YOUR TASK - Below is a listing; copy all of it exactly.

[begin TASK INPUTS]

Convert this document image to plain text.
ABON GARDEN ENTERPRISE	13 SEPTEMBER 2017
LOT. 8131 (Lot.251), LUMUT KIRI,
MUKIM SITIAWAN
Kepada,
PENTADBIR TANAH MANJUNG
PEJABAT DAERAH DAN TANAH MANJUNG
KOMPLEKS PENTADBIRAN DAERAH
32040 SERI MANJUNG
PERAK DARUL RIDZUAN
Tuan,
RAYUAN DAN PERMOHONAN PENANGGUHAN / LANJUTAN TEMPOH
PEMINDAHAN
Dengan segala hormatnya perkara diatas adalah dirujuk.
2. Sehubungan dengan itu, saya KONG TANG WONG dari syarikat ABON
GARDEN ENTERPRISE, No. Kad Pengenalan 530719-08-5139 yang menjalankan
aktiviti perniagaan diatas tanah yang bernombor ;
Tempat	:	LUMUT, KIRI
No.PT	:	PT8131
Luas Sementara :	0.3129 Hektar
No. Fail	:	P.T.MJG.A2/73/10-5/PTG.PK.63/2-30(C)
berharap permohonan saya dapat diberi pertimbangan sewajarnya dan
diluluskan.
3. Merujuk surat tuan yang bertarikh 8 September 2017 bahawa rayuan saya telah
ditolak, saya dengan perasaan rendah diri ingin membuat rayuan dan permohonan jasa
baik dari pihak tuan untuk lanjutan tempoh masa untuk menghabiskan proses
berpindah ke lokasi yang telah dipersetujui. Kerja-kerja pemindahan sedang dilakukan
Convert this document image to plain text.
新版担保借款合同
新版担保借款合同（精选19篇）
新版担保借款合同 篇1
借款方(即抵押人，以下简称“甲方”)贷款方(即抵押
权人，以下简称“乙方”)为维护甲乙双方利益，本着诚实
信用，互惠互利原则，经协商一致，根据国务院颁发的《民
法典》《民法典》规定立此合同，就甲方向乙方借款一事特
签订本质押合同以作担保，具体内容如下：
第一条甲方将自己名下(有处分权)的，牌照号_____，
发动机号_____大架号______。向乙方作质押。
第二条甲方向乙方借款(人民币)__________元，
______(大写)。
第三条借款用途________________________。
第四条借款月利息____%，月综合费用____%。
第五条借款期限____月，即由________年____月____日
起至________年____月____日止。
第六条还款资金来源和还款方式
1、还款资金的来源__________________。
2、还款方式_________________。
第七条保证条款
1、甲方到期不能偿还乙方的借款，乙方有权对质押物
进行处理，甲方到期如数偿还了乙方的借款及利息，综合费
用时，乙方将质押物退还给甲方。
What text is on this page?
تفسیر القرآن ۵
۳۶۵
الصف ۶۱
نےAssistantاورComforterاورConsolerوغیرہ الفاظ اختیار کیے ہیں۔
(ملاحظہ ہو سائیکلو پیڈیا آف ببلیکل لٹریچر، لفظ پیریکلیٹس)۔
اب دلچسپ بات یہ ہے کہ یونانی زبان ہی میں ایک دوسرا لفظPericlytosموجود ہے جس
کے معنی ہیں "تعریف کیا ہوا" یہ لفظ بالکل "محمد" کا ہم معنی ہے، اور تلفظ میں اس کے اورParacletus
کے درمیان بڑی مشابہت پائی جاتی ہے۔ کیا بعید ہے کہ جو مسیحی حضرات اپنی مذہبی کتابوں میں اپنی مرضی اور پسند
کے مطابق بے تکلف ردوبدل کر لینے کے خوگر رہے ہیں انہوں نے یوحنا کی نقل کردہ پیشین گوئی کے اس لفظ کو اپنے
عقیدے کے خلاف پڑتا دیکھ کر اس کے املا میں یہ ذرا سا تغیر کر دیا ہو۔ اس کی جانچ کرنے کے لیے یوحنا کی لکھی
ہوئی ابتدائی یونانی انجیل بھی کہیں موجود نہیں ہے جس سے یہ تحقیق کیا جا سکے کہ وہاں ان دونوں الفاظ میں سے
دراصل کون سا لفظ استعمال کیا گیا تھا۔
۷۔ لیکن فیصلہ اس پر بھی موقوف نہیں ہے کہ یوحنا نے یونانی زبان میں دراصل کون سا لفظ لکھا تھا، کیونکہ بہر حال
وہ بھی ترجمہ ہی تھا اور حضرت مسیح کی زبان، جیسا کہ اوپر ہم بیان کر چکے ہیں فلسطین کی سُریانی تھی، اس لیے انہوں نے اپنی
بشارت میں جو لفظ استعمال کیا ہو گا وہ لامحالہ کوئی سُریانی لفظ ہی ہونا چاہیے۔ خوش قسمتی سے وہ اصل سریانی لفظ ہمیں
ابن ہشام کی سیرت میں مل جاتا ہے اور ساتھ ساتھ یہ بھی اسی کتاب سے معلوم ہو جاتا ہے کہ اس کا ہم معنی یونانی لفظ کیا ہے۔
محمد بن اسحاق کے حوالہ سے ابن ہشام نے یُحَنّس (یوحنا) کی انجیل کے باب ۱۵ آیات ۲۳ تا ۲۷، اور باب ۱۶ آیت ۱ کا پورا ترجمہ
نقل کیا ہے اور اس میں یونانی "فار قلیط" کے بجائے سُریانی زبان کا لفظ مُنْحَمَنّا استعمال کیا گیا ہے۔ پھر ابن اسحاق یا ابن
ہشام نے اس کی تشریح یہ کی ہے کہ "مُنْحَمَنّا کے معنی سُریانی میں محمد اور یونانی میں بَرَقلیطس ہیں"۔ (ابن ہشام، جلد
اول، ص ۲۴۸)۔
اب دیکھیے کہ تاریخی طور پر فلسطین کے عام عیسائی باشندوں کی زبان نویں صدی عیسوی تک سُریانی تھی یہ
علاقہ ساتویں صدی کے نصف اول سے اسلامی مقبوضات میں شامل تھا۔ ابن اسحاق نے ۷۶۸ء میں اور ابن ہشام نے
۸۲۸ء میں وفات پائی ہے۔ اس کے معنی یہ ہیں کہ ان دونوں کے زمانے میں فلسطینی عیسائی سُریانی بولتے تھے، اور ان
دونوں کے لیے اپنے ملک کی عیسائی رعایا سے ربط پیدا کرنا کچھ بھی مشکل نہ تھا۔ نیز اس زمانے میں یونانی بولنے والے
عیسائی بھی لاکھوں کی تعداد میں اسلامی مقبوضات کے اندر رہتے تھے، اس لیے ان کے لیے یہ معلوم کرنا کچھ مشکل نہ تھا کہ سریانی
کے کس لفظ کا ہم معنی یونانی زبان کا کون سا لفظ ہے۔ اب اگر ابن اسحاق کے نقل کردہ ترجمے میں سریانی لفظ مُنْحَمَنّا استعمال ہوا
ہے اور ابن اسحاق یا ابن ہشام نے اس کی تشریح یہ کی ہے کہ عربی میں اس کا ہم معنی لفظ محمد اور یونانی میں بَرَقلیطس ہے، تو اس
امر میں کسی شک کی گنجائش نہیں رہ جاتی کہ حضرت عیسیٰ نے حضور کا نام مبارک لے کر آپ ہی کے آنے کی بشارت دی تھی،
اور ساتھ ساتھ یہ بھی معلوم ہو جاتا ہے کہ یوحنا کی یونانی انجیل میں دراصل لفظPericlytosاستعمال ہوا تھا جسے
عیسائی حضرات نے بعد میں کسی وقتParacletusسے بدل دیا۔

[end TASK INPUTS]

ANSWER TO THE TASK -
Convert this document image to plain text.
ABON GARDEN ENTERPRISE	13 SEPTEMBER 2017
LOT. 8131 (Lot.251), LUMUT KIRI,
MUKIM SITIAWAN
Kepada,
PENTADBIR TANAH MANJUNG
PEJABAT DAERAH DAN TANAH MANJUNG
KOMPLEKS PENTADBIRAN DAERAH
32040 SERI MANJUNG
PERAK DARUL RIDZUAN
Tuan,
RAYUAN DAN PERMOHONAN PENANGGUHAN / LANJUTAN TEMPOH
PEMINDAHAN
Dengan segala hormatnya perkara diatas adalah dirujuk.
2. Sehubungan dengan itu, saya KONG TANG WONG dari syarikat ABON
GARDEN ENTERPRISE, No. Kad Pengenalan 530719-08-5139 yang menjalankan
aktiviti perniagaan diatas tanah yang bernombor ;
Tempat	:	LUMUT, KIRI
No.PT	:	PT8131
Luas Sementara :	0.3129 Hektar
No. Fail	:	P.T.MJG.A2/73/10-5/PTG.PK.63/2-30(C)
berharap permohonan saya dapat diberi pertimbangan sewajarnya dan
diluluskan.
3. Merujuk surat tuan yang bertarikh 8 September 2017 bahawa rayuan saya telah
ditolak, saya dengan perasaan rendah diri ingin membuat rayuan dan permohonan jasa
baik dari pihak tuan untuk lanjutan tempoh masa untuk menghabiskan proses
berpindah ke lokasi yang telah dipersetujui. Kerja-kerja pemindahan sedang dilakukan
Convert this document image to plain text.
新版担保借款合同
新版担保借款合同（精选19篇）
新版担保借款合同 篇1
借款方(即抵押人，以下简称“甲方”)贷款方(即抵押
权人，以下简称“乙方”)为维护甲乙双方利益，本着诚实
信用，互惠互利原则，经协商一致，根据国务院颁发的《民
法典》《民法典》规定立此合同，就甲方向乙方借款一事特
签订本质押合同以作担保，具体内容如下：
第一条甲方将自己名下(有处分权)的，牌照号_____，
发动机号_____大架号______。向乙方作质押。
第二条甲方向乙方借款(人民币)__________元，
______(大写)。
第三条借款用途________________________。
第四条借款月利息____%，月综合费用____%。
第五条借款期限____月，即由________年____月____日
起至________年____月____日止。
第六条还款资金来源和还款方式
1、还款资金的来源__________________。
2、还款方式_________________。
第七条保证条款
1、甲方到期不能偿还乙方的借款，乙方有权对质押物
进行处理，甲方到期如数偿还了乙方的借款及利息，综合费
用时，乙方将质押物退还给甲方。
What text is on this page?
تفسیر القرآن ۵
۳۶۵
الصف ۶۱
نےAssistantاورComforterاورConsolerوغیرہ الفاظ اختیار کیے ہیں۔
(ملاحظہ ہو سائیکلو پیڈیا آف ببلیکل لٹریچر، لفظ پیریکلیٹس)۔
اب دلچسپ بات یہ ہے کہ یونانی زبان ہی میں ایک دوسرا لفظPericlytosموجود ہے جس
کے معنی ہیں "تعریف کیا ہوا" یہ لفظ بالکل "محمد" کا ہم معنی ہے، اور تلفظ میں اس کے اورParacletus
کے درمیان بڑی مشابہت پائی جاتی ہے۔ کیا بعید ہے کہ جو مسیحی حضرات اپنی مذہبی کتابوں میں اپنی مرضی اور پسند
کے مطابق بے تکلف ردوبدل کر لینے کے خوگر رہے ہیں انہوں نے یوحنا کی نقل کردہ پیشین گوئی کے اس لفظ کو اپنے
عقیدے کے خلاف پڑتا دیکھ کر اس کے املا میں یہ ذرا سا تغیر کر دیا ہو۔ اس کی جانچ کرنے کے لیے یوحنا کی لکھی
ہوئی ابتدائی یونانی انجیل بھی کہیں موجود نہیں ہے جس سے یہ تحقیق کیا جا سکے کہ وہاں ان دونوں الفاظ میں سے
دراصل کون سا لفظ استعمال کیا گیا تھا۔
۷۔ لیکن فیصلہ اس پر بھی موقوف نہیں ہے کہ یوحنا نے یونانی زبان میں دراصل کون سا لفظ لکھا تھا، کیونکہ بہر حال
وہ بھی ترجمہ ہی تھا اور حضرت مسیح کی زبان، جیسا کہ اوپر ہم بیان کر چکے ہیں فلسطین کی سُریانی تھی، اس لیے انہوں نے اپنی
بشارت میں جو لفظ استعمال کیا ہو گا وہ لامحالہ کوئی سُریانی لفظ ہی ہونا چاہیے۔ خوش قسمتی سے وہ اصل سریانی لفظ ہمیں
ابن ہشام کی سیرت میں مل جاتا ہے اور ساتھ ساتھ یہ بھی اسی کتاب سے معلوم ہو جاتا ہے کہ اس کا ہم معنی یونانی لفظ کیا ہے۔
محمد بن اسحاق کے حوالہ سے ابن ہشام نے یُحَنّس (یوحنا) کی انجیل کے باب ۱۵ آیات ۲۳ تا ۲۷، اور باب ۱۶ آیت ۱ کا پورا ترجمہ
نقل کیا ہے اور اس میں یونانی "فار قلیط" کے بجائے سُریانی زبان کا لفظ مُنْحَمَنّا استعمال کیا گیا ہے۔ پھر ابن اسحاق یا ابن
ہشام نے اس کی تشریح یہ کی ہے کہ "مُنْحَمَنّا کے معنی سُریانی میں محمد اور یونانی میں بَرَقلیطس ہیں"۔ (ابن ہشام، جلد
اول، ص ۲۴۸)۔
اب دیکھیے کہ تاریخی طور پر فلسطین کے عام عیسائی باشندوں کی زبان نویں صدی عیسوی تک سُریانی تھی یہ
علاقہ ساتویں صدی کے نصف اول سے اسلامی مقبوضات میں شامل تھا۔ ابن اسحاق نے ۷۶۸ء میں اور ابن ہشام نے
۸۲۸ء میں وفات پائی ہے۔ اس کے معنی یہ ہیں کہ ان دونوں کے زمانے میں فلسطینی عیسائی سُریانی بولتے تھے، اور ان
دونوں کے لیے اپنے ملک کی عیسائی رعایا سے ربط پیدا کرنا کچھ بھی مشکل نہ تھا۔ نیز اس زمانے میں یونانی بولنے والے
عیسائی بھی لاکھوں کی تعداد میں اسلامی مقبوضات کے اندر رہتے تھے، اس لیے ان کے لیے یہ معلوم کرنا کچھ مشکل نہ تھا کہ سریانی
کے کس لفظ کا ہم معنی یونانی زبان کا کون سا لفظ ہے۔ اب اگر ابن اسحاق کے نقل کردہ ترجمے میں سریانی لفظ مُنْحَمَنّا استعمال ہوا
ہے اور ابن اسحاق یا ابن ہشام نے اس کی تشریح یہ کی ہے کہ عربی میں اس کا ہم معنی لفظ محمد اور یونانی میں بَرَقلیطس ہے، تو اس
امر میں کسی شک کی گنجائش نہیں رہ جاتی کہ حضرت عیسیٰ نے حضور کا نام مبارک لے کر آپ ہی کے آنے کی بشارت دی تھی،
اور ساتھ ساتھ یہ بھی معلوم ہو جاتا ہے کہ یوحنا کی یونانی انجیل میں دراصل لفظPericlytosاستعمال ہوا تھا جسے
عیسائی حضرات نے بعد میں کسی وقتParacletusسے بدل دیا۔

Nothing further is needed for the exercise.